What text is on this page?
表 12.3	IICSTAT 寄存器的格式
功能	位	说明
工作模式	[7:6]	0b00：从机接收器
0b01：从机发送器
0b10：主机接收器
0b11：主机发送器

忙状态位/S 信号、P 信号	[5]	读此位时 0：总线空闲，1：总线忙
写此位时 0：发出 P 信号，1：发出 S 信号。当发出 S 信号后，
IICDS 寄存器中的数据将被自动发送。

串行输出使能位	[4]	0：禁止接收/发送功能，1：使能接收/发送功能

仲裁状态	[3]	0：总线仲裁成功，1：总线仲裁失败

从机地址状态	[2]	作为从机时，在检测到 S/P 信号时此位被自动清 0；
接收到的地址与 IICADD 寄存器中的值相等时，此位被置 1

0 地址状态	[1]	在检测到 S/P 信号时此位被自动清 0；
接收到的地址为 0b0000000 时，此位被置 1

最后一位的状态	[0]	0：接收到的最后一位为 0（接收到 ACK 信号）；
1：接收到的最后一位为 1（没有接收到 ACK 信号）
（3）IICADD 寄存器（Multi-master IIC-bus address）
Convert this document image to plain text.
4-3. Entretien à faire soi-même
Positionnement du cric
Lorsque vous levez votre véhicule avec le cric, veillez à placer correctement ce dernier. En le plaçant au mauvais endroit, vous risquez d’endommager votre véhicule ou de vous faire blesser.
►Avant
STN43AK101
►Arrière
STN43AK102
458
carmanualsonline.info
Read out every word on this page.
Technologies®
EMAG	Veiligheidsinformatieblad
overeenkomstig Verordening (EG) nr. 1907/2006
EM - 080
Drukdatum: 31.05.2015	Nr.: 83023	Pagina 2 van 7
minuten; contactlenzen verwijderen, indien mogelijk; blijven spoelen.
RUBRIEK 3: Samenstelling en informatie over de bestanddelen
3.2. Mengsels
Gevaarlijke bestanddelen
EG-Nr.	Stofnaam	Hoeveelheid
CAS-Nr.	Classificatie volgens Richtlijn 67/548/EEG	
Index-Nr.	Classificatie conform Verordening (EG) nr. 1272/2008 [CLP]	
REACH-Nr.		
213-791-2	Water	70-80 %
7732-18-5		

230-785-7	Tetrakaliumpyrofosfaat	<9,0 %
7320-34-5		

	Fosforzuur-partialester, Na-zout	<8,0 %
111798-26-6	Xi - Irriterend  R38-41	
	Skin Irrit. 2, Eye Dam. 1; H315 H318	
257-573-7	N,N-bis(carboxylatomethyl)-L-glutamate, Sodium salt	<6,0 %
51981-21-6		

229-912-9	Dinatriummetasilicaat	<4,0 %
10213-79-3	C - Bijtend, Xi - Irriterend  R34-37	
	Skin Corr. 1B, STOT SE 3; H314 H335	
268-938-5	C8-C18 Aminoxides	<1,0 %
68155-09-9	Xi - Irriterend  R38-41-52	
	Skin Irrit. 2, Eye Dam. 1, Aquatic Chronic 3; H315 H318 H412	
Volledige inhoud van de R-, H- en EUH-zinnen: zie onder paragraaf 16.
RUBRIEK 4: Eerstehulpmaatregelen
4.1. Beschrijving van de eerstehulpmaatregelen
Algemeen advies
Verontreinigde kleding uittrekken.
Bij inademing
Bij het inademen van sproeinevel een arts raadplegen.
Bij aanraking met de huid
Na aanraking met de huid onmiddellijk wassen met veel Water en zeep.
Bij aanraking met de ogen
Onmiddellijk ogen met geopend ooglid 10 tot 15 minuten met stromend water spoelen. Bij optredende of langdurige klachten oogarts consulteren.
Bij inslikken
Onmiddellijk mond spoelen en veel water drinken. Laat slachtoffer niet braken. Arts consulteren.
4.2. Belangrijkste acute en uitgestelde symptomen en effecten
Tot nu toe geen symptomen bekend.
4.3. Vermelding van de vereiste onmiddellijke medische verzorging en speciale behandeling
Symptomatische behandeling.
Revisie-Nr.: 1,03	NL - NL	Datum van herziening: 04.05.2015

**TASK TO CARRY OUT**.
Output a single number: how many lines contain the word "page".

**TASK ANSWER**.
2